* _Aim_
Spot each line in the records below where the word "text" occurs, then copy it.
━━━ Provided data ━━━
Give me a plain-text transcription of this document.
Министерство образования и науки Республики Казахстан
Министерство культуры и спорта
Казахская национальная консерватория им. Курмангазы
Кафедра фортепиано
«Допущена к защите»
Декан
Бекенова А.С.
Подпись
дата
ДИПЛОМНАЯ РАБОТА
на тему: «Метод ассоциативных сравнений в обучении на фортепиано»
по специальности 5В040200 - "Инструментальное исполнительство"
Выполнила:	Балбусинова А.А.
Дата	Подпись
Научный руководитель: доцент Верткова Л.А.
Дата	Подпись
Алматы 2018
━━━
━━━ Provided data ━━━
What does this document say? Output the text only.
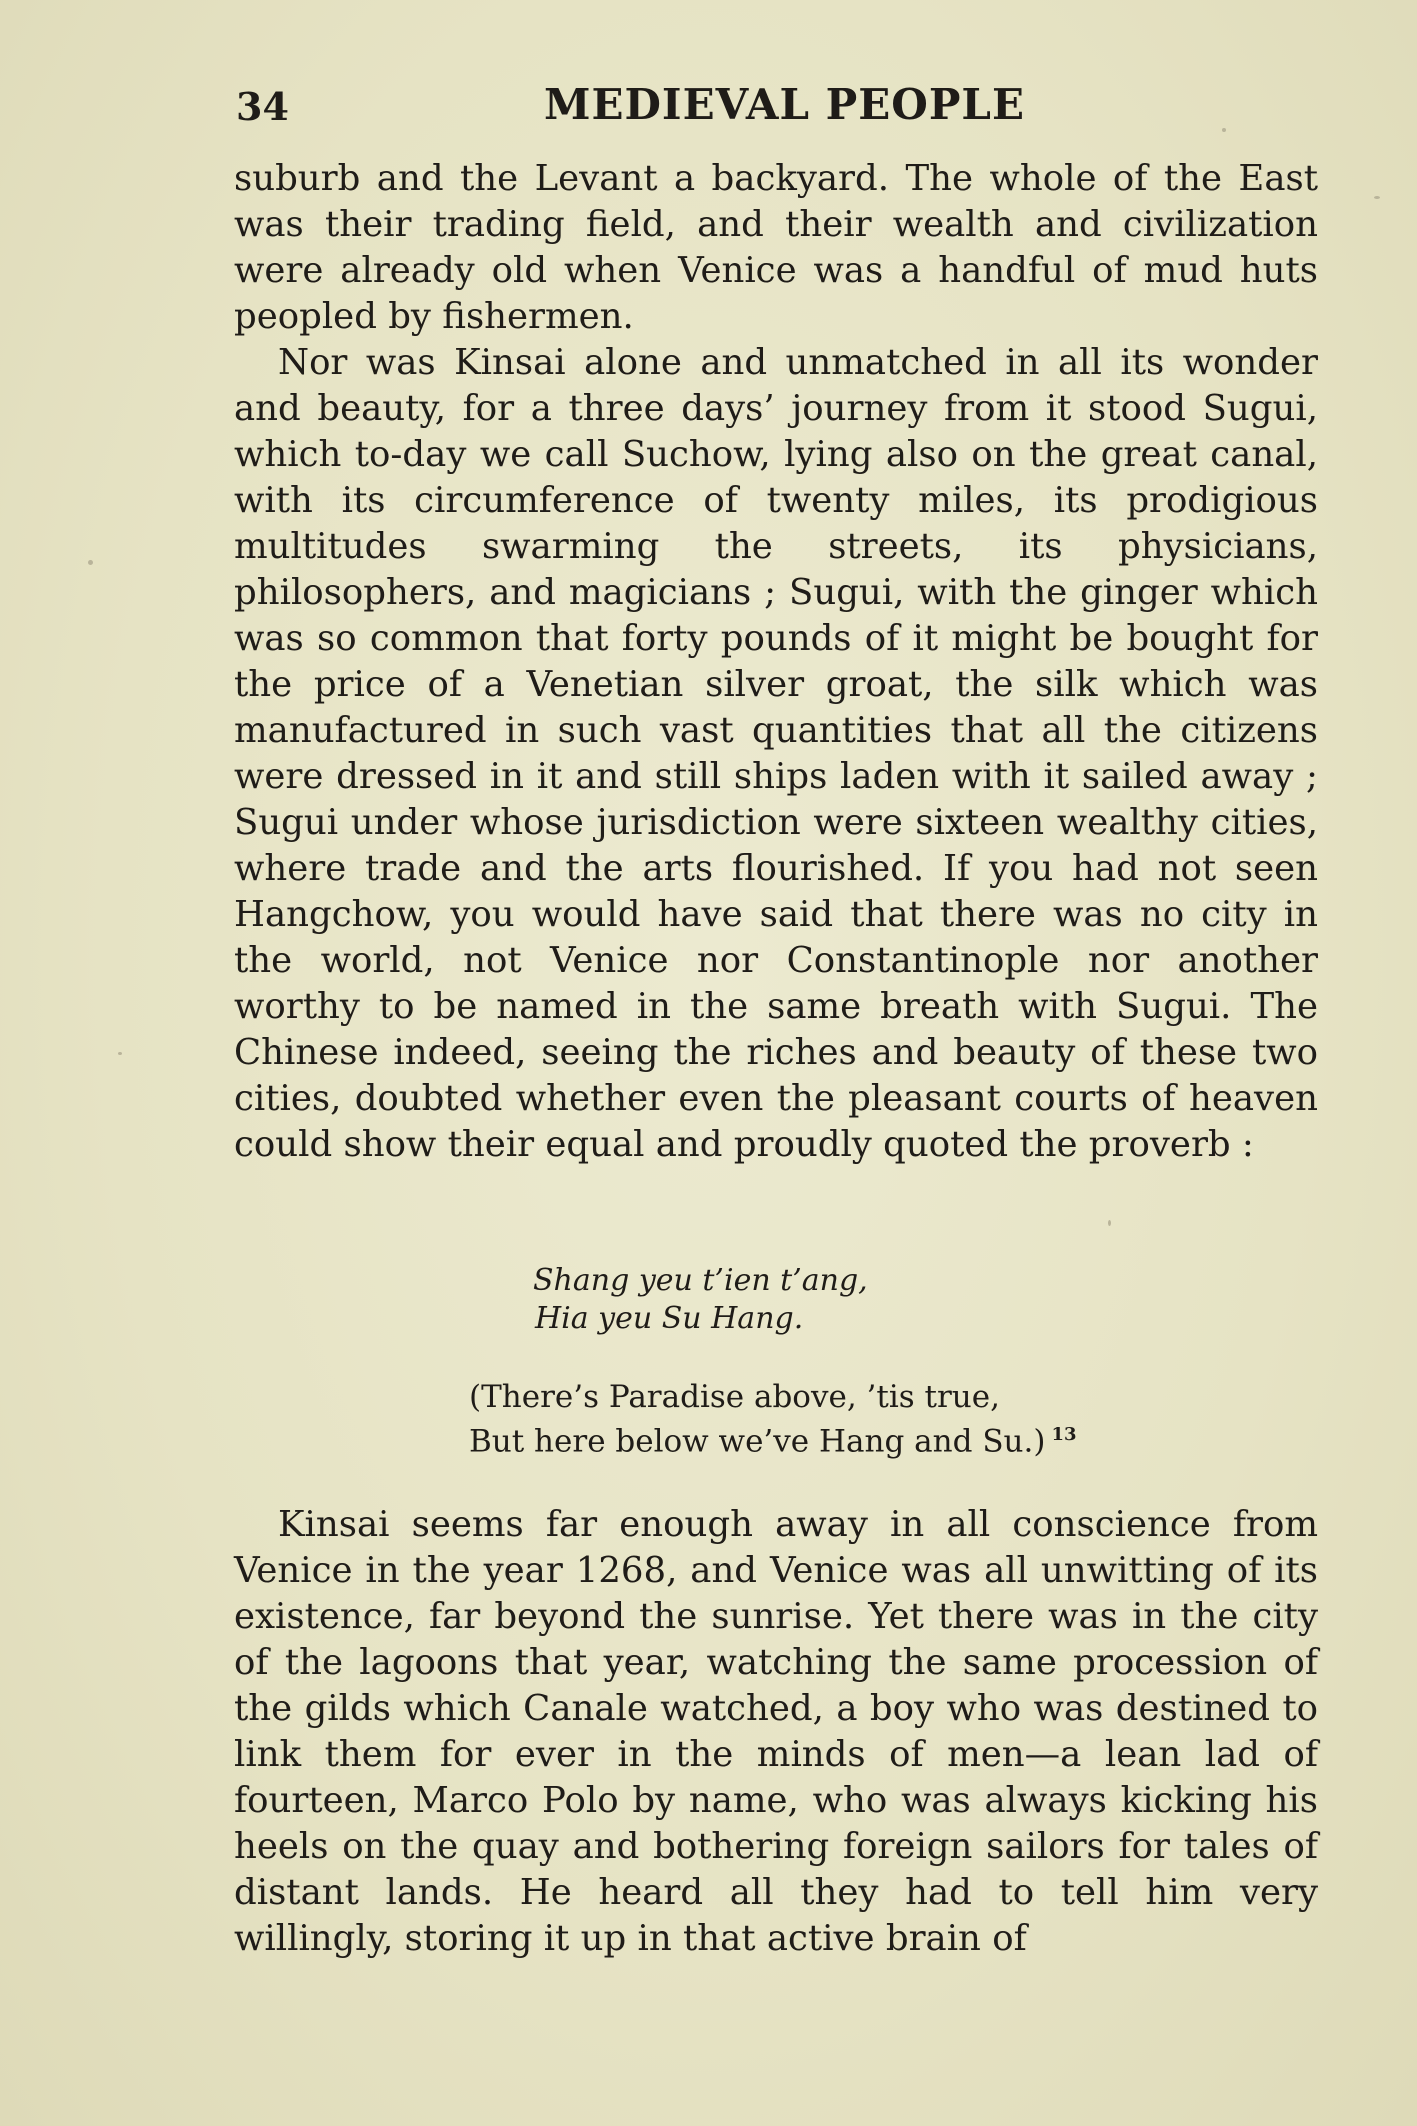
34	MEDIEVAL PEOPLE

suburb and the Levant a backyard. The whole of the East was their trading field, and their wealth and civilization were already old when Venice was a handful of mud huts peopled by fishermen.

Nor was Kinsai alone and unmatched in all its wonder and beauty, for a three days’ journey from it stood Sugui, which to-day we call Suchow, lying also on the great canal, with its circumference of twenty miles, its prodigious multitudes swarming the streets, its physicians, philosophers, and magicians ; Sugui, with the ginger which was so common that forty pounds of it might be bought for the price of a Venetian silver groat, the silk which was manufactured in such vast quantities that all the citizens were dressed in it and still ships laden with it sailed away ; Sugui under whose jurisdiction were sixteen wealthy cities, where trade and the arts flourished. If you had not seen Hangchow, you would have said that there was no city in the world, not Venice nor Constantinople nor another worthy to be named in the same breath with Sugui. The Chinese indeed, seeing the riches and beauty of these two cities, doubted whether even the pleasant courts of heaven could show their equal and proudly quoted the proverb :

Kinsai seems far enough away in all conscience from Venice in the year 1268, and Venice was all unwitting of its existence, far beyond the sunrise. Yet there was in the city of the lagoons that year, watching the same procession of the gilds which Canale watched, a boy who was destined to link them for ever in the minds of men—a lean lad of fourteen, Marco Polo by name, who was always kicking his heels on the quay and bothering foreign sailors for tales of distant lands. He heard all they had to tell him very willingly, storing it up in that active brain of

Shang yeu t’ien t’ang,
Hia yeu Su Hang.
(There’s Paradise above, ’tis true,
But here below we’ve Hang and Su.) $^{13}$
━━━
* _The output_
Give me a plain-text transcription of this document.
What does this document say? Output the text only.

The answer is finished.